Copy out each line exactly as it appears.

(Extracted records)
▬▬▬

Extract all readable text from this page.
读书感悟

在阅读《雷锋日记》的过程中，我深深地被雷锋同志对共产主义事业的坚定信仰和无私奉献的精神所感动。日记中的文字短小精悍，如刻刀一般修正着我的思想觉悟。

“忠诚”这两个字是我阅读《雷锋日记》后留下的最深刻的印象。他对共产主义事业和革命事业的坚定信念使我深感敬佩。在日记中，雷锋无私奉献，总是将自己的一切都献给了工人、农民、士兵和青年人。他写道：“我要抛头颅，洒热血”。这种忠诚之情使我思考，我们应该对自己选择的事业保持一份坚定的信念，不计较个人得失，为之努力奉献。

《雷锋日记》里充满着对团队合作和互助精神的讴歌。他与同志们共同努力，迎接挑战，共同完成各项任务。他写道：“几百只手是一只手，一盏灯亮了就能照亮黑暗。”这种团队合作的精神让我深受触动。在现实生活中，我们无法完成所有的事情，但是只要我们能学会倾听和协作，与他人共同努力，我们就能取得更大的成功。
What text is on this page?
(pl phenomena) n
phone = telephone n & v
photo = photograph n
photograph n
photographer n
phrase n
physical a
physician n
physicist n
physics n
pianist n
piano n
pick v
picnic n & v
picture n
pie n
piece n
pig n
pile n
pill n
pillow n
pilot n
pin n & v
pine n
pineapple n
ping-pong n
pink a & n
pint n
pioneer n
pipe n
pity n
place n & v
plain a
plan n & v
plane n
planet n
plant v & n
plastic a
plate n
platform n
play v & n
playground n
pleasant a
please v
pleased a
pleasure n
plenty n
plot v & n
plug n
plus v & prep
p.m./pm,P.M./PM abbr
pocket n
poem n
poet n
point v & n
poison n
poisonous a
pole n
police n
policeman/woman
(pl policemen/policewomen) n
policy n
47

▬▬▬

## Right answer
Extract all readable text from this page.
读书感悟

在阅读《雷锋日记》的过程中，我深深地被雷锋同志对共产主义事业的坚定信仰和无私奉献的精神所感动。日记中的文字短小精悍，如刻刀一般修正着我的思想觉悟。

“忠诚”这两个字是我阅读《雷锋日记》后留下的最深刻的印象。他对共产主义事业和革命事业的坚定信念使我深感敬佩。在日记中，雷锋无私奉献，总是将自己的一切都献给了工人、农民、士兵和青年人。他写道：“我要抛头颅，洒热血”。这种忠诚之情使我思考，我们应该对自己选择的事业保持一份坚定的信念，不计较个人得失，为之努力奉献。

《雷锋日记》里充满着对团队合作和互助精神的讴歌。他与同志们共同努力，迎接挑战，共同完成各项任务。他写道：“几百只手是一只手，一盏灯亮了就能照亮黑暗。”这种团队合作的精神让我深受触动。在现实生活中，我们无法完成所有的事情，但是只要我们能学会倾听和协作，与他人共同努力，我们就能取得更大的成功。
What text is on this page?
(pl phenomena) n
phone = telephone n & v
photo = photograph n
photograph n
photographer n
phrase n
physical a
physician n
physicist n
physics n
pianist n
piano n
pick v
picnic n & v
picture n
pie n
piece n
pig n
pile n
pill n
pillow n
pilot n
pin n & v
pine n
pineapple n
ping-pong n
pink a & n
pint n
pioneer n
pipe n
pity n
place n & v
plain a
plan n & v
plane n
planet n
plant v & n
plastic a
plate n
platform n
play v & n
playground n
pleasant a
please v
pleased a
pleasure n
plenty n
plot v & n
plug n
plus v & prep
p.m./pm,P.M./PM abbr
pocket n
poem n
poet n
point v & n
poison n
poisonous a
pole n
police n
policeman/woman
(pl policemen/policewomen) n
policy n
47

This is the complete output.